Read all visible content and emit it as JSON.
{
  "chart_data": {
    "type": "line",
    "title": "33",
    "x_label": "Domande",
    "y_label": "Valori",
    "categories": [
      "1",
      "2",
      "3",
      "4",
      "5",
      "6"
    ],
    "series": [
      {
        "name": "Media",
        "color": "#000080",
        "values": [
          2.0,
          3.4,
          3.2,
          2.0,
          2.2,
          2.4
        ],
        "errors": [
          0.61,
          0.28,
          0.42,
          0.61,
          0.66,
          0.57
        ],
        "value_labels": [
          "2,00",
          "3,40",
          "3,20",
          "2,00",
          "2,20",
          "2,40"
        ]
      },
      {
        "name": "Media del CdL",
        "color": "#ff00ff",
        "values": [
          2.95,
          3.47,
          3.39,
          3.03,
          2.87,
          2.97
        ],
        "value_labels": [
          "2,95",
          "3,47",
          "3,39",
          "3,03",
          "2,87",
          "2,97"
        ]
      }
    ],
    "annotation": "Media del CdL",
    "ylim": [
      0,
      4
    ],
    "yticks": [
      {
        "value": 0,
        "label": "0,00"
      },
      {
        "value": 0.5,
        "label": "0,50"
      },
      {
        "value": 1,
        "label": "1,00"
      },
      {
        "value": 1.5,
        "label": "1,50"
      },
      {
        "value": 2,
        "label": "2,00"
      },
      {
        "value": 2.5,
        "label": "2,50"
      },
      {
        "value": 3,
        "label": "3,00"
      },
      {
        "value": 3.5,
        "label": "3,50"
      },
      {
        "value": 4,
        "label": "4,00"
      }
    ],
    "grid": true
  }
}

============

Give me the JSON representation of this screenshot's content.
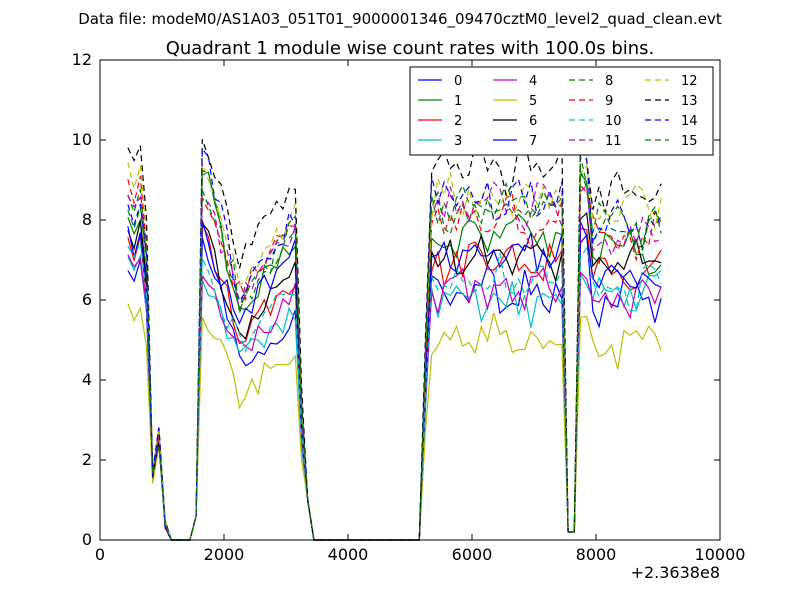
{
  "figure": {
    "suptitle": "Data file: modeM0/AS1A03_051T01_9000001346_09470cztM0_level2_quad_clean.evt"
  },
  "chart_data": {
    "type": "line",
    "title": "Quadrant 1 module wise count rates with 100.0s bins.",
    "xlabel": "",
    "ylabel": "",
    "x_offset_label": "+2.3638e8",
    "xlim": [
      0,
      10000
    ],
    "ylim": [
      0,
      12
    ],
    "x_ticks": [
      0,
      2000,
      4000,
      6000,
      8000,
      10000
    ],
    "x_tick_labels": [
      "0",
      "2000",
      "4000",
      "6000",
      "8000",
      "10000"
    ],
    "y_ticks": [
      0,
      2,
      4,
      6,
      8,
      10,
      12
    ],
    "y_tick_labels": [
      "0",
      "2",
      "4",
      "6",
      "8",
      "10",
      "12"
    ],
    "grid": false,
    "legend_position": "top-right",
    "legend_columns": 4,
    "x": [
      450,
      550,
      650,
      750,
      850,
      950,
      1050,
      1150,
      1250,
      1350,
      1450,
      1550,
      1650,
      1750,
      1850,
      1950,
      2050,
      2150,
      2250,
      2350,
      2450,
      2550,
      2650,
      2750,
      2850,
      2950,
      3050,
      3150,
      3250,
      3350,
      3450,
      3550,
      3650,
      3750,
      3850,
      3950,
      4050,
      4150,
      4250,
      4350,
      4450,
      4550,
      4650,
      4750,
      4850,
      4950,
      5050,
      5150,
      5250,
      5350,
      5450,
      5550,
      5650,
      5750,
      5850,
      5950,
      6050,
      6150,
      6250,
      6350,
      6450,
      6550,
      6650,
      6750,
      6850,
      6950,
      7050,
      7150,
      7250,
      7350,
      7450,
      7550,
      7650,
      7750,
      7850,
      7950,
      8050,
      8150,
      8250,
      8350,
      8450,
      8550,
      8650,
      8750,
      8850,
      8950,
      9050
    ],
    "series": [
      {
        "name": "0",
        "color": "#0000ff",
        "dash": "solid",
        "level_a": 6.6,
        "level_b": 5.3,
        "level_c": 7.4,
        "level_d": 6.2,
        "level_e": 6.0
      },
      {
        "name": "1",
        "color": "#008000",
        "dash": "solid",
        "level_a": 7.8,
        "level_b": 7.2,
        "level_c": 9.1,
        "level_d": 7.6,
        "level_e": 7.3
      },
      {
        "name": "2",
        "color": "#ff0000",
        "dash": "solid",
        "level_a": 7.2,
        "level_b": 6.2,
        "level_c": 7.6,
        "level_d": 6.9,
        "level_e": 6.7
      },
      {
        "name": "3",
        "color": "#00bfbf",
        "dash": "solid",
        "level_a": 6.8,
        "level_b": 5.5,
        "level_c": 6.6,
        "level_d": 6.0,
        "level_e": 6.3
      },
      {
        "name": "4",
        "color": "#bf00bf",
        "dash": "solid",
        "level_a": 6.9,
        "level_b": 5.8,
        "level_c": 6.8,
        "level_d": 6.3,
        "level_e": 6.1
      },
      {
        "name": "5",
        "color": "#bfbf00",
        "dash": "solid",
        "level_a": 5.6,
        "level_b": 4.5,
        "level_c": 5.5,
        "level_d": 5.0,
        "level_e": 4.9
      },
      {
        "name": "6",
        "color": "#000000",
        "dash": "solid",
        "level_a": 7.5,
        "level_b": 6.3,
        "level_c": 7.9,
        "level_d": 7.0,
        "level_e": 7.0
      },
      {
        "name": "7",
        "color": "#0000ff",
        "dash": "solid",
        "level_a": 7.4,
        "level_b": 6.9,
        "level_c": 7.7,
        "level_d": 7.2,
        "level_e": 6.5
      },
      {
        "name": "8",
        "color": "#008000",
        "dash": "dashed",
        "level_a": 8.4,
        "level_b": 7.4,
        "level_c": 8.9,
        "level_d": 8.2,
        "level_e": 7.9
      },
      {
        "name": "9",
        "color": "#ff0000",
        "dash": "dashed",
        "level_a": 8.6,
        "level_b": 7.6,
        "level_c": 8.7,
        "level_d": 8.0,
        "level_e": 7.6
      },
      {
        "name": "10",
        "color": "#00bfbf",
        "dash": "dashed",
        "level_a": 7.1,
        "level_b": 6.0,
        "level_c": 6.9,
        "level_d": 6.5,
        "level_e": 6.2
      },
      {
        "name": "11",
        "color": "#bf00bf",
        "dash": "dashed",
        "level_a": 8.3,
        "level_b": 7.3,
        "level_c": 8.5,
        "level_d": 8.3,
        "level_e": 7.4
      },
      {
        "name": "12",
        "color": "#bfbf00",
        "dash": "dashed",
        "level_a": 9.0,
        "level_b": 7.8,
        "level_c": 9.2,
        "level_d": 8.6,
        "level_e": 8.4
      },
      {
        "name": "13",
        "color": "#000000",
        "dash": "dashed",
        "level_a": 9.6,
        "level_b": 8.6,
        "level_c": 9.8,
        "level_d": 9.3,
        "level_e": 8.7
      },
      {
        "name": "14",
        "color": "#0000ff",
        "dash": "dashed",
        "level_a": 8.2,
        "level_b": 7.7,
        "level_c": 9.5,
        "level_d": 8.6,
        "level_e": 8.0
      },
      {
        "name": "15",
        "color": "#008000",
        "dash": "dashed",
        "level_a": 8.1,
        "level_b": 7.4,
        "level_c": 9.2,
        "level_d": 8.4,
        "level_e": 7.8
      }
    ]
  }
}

============

**PROBLEM TO WORK ON:**
Copy every line of the listing that includes the string "JSON".

**ANSWER TO THE EXERCISE:**
Read all visible content and emit it as JSON.
Give me the JSON representation of this screenshot's content.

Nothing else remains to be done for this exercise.